* [Task directions]: The word to look for is "ISOLATION". Report every line of the entries below that has it.
== Task inputs ==
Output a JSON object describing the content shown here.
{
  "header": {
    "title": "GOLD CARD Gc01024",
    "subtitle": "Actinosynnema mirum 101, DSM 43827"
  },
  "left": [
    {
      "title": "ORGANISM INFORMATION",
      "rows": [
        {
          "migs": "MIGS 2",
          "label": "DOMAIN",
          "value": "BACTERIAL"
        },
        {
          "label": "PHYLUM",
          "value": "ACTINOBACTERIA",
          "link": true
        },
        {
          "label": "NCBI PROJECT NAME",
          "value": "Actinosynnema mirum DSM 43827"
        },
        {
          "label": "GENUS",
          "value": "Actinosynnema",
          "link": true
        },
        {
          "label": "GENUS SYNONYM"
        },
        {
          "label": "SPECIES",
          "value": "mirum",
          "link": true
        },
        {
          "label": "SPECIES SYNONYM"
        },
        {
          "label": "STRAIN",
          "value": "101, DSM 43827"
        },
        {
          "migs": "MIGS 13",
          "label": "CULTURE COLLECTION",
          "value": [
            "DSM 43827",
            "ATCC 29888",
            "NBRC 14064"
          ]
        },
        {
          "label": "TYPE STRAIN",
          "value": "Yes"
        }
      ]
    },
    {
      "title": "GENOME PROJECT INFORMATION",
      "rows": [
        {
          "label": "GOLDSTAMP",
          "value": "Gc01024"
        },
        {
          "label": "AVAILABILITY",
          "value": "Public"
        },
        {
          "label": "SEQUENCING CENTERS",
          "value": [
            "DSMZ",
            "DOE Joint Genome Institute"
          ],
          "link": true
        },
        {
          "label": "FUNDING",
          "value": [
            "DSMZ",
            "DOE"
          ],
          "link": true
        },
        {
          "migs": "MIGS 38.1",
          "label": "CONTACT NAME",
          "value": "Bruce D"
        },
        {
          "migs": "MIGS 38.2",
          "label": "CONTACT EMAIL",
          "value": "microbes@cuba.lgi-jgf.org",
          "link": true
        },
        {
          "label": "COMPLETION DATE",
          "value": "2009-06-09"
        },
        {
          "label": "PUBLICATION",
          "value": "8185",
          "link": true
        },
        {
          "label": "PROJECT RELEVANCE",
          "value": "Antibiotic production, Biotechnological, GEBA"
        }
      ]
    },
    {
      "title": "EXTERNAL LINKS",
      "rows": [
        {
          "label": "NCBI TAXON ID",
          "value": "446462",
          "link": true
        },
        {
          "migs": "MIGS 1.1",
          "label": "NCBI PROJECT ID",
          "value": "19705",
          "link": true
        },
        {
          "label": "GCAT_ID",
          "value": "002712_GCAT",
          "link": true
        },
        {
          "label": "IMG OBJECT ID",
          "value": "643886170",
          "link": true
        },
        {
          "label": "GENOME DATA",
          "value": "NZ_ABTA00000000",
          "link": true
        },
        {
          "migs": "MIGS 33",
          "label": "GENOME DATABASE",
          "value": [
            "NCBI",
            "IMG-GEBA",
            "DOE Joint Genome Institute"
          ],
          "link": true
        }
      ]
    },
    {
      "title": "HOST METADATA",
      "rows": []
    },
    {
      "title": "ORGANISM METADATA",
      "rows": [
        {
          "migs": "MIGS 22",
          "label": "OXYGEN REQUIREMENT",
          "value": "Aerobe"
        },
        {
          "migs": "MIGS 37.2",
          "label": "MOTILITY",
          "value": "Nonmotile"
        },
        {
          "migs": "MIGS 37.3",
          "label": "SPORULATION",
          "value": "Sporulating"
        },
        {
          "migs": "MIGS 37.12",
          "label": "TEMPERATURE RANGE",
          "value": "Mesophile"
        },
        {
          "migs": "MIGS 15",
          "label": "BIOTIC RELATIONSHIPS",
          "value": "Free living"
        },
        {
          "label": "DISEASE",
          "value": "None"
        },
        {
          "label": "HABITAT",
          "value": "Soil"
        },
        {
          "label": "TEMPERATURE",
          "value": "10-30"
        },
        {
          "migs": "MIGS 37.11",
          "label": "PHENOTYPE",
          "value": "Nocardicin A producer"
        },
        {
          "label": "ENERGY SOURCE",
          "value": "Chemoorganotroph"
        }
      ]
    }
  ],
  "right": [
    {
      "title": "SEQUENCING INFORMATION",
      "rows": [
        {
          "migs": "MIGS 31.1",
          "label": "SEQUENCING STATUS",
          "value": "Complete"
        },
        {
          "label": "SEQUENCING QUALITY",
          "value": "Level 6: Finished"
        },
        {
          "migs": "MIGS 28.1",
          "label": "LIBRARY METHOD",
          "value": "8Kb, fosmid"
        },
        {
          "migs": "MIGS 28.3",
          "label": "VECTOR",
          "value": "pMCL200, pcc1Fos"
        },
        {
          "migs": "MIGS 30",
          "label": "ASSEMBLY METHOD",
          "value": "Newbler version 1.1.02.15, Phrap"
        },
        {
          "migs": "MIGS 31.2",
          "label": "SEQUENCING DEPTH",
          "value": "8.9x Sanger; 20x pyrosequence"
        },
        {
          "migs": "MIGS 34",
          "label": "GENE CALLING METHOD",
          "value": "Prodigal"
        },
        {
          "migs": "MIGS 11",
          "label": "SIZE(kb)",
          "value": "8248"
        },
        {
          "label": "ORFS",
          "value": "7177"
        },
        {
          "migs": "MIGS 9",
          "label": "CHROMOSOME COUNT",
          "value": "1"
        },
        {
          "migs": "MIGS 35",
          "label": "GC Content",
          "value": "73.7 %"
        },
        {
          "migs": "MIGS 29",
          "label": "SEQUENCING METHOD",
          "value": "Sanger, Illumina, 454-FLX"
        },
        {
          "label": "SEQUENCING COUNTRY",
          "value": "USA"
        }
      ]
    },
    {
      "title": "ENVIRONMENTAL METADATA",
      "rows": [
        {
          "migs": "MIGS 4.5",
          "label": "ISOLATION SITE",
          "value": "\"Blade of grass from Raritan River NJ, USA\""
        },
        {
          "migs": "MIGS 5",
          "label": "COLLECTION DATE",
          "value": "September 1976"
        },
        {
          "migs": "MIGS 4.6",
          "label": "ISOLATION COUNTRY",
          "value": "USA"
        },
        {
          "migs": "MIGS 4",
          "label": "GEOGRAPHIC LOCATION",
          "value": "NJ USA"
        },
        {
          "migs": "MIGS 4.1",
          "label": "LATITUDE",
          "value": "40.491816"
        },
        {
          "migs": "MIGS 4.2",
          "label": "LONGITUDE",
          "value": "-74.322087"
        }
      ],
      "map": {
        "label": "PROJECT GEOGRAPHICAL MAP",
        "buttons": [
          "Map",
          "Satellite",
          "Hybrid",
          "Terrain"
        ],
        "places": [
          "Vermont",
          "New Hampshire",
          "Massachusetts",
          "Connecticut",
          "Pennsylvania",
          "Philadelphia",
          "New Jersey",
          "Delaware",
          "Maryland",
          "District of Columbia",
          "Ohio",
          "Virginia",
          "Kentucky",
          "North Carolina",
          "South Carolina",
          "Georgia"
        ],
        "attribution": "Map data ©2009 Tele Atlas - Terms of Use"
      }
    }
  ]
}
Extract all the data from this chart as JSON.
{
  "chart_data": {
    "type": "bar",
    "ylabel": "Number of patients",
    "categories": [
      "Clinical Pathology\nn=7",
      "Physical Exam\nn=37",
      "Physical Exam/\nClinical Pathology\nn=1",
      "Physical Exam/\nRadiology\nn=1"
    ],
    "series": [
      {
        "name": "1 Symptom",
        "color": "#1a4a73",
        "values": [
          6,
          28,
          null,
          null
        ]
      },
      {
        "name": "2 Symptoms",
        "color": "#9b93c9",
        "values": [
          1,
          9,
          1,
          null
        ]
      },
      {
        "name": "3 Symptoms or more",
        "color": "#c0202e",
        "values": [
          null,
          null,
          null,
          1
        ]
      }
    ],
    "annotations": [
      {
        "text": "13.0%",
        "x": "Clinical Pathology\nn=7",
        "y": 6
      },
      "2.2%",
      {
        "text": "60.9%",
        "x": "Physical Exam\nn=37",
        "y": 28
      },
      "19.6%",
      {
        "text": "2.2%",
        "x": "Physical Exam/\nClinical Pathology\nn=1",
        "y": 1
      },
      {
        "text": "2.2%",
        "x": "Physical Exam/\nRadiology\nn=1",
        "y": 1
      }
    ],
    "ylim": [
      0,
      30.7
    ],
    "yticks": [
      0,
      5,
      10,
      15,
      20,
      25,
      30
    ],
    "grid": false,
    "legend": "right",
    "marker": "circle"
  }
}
===
* [Expected answer]:
          "label": "ISOLATION SITE",
          "label": "ISOLATION COUNTRY",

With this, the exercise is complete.